• [Material for the task]
## Start

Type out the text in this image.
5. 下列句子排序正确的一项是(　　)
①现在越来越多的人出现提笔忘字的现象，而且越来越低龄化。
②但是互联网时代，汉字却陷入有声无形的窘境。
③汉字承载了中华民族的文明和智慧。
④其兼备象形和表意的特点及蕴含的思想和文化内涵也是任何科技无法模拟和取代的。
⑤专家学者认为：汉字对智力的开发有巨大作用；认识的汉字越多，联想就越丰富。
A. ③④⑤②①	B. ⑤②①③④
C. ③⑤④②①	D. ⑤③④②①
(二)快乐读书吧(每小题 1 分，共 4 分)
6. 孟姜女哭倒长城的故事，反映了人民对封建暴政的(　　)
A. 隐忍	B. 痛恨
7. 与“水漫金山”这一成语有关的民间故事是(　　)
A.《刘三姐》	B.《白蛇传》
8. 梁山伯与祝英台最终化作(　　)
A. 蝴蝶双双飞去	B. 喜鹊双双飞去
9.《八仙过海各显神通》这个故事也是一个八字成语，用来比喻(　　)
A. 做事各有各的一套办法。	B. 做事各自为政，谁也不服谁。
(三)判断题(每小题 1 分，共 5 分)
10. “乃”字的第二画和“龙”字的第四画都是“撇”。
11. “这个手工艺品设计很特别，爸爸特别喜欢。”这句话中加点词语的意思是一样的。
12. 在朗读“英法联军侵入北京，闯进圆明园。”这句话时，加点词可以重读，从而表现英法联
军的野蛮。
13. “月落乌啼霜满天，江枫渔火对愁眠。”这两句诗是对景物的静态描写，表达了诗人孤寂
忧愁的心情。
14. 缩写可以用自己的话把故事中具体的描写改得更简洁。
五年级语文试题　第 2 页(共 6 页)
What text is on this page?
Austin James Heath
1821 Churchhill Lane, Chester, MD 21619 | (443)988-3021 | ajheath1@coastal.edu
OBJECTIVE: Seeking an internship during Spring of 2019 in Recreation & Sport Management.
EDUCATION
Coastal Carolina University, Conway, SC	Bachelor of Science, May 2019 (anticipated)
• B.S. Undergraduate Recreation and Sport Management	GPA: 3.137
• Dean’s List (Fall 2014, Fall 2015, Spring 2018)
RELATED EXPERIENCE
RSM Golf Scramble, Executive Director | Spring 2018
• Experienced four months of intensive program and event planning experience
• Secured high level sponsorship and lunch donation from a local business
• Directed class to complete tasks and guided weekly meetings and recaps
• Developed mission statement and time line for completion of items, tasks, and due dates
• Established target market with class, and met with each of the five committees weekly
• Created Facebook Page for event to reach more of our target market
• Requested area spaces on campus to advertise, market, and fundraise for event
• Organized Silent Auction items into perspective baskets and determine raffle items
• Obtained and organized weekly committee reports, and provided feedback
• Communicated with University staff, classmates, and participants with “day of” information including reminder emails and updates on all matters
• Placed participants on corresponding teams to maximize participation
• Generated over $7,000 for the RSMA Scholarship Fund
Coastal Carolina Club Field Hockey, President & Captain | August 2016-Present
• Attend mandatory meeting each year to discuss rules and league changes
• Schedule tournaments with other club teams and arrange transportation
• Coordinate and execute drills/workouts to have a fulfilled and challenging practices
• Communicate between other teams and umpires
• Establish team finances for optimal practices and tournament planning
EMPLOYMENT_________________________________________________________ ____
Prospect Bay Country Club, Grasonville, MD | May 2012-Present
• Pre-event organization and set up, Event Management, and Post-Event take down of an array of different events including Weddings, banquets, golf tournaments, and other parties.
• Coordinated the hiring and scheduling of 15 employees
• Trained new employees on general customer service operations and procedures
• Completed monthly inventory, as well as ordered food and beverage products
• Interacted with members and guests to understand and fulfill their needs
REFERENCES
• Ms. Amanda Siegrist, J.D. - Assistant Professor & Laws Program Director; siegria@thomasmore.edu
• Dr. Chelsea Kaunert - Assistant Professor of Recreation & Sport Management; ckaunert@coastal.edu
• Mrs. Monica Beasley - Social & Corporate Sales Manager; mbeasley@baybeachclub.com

## End

• [Task details]
Give the listing above again, word for word.

• [Output below]
Type out the text in this image.
5. 下列句子排序正确的一项是(　　)
①现在越来越多的人出现提笔忘字的现象，而且越来越低龄化。
②但是互联网时代，汉字却陷入有声无形的窘境。
③汉字承载了中华民族的文明和智慧。
④其兼备象形和表意的特点及蕴含的思想和文化内涵也是任何科技无法模拟和取代的。
⑤专家学者认为：汉字对智力的开发有巨大作用；认识的汉字越多，联想就越丰富。
A. ③④⑤②①	B. ⑤②①③④
C. ③⑤④②①	D. ⑤③④②①
(二)快乐读书吧(每小题 1 分，共 4 分)
6. 孟姜女哭倒长城的故事，反映了人民对封建暴政的(　　)
A. 隐忍	B. 痛恨
7. 与“水漫金山”这一成语有关的民间故事是(　　)
A.《刘三姐》	B.《白蛇传》
8. 梁山伯与祝英台最终化作(　　)
A. 蝴蝶双双飞去	B. 喜鹊双双飞去
9.《八仙过海各显神通》这个故事也是一个八字成语，用来比喻(　　)
A. 做事各有各的一套办法。	B. 做事各自为政，谁也不服谁。
(三)判断题(每小题 1 分，共 5 分)
10. “乃”字的第二画和“龙”字的第四画都是“撇”。
11. “这个手工艺品设计很特别，爸爸特别喜欢。”这句话中加点词语的意思是一样的。
12. 在朗读“英法联军侵入北京，闯进圆明园。”这句话时，加点词可以重读，从而表现英法联
军的野蛮。
13. “月落乌啼霜满天，江枫渔火对愁眠。”这两句诗是对景物的静态描写，表达了诗人孤寂
忧愁的心情。
14. 缩写可以用自己的话把故事中具体的描写改得更简洁。
五年级语文试题　第 2 页(共 6 页)
What text is on this page?
Austin James Heath
1821 Churchhill Lane, Chester, MD 21619 | (443)988-3021 | ajheath1@coastal.edu
OBJECTIVE: Seeking an internship during Spring of 2019 in Recreation & Sport Management.
EDUCATION
Coastal Carolina University, Conway, SC	Bachelor of Science, May 2019 (anticipated)
• B.S. Undergraduate Recreation and Sport Management	GPA: 3.137
• Dean’s List (Fall 2014, Fall 2015, Spring 2018)
RELATED EXPERIENCE
RSM Golf Scramble, Executive Director | Spring 2018
• Experienced four months of intensive program and event planning experience
• Secured high level sponsorship and lunch donation from a local business
• Directed class to complete tasks and guided weekly meetings and recaps
• Developed mission statement and time line for completion of items, tasks, and due dates
• Established target market with class, and met with each of the five committees weekly
• Created Facebook Page for event to reach more of our target market
• Requested area spaces on campus to advertise, market, and fundraise for event
• Organized Silent Auction items into perspective baskets and determine raffle items
• Obtained and organized weekly committee reports, and provided feedback
• Communicated with University staff, classmates, and participants with “day of” information including reminder emails and updates on all matters
• Placed participants on corresponding teams to maximize participation
• Generated over $7,000 for the RSMA Scholarship Fund
Coastal Carolina Club Field Hockey, President & Captain | August 2016-Present
• Attend mandatory meeting each year to discuss rules and league changes
• Schedule tournaments with other club teams and arrange transportation
• Coordinate and execute drills/workouts to have a fulfilled and challenging practices
• Communicate between other teams and umpires
• Establish team finances for optimal practices and tournament planning
EMPLOYMENT_________________________________________________________ ____
Prospect Bay Country Club, Grasonville, MD | May 2012-Present
• Pre-event organization and set up, Event Management, and Post-Event take down of an array of different events including Weddings, banquets, golf tournaments, and other parties.
• Coordinated the hiring and scheduling of 15 employees
• Trained new employees on general customer service operations and procedures
• Completed monthly inventory, as well as ordered food and beverage products
• Interacted with members and guests to understand and fulfill their needs
REFERENCES
• Ms. Amanda Siegrist, J.D. - Assistant Professor & Laws Program Director; siegria@thomasmore.edu
• Dr. Chelsea Kaunert - Assistant Professor of Recreation & Sport Management; ckaunert@coastal.edu
• Mrs. Monica Beasley - Social & Corporate Sales Manager; mbeasley@baybeachclub.com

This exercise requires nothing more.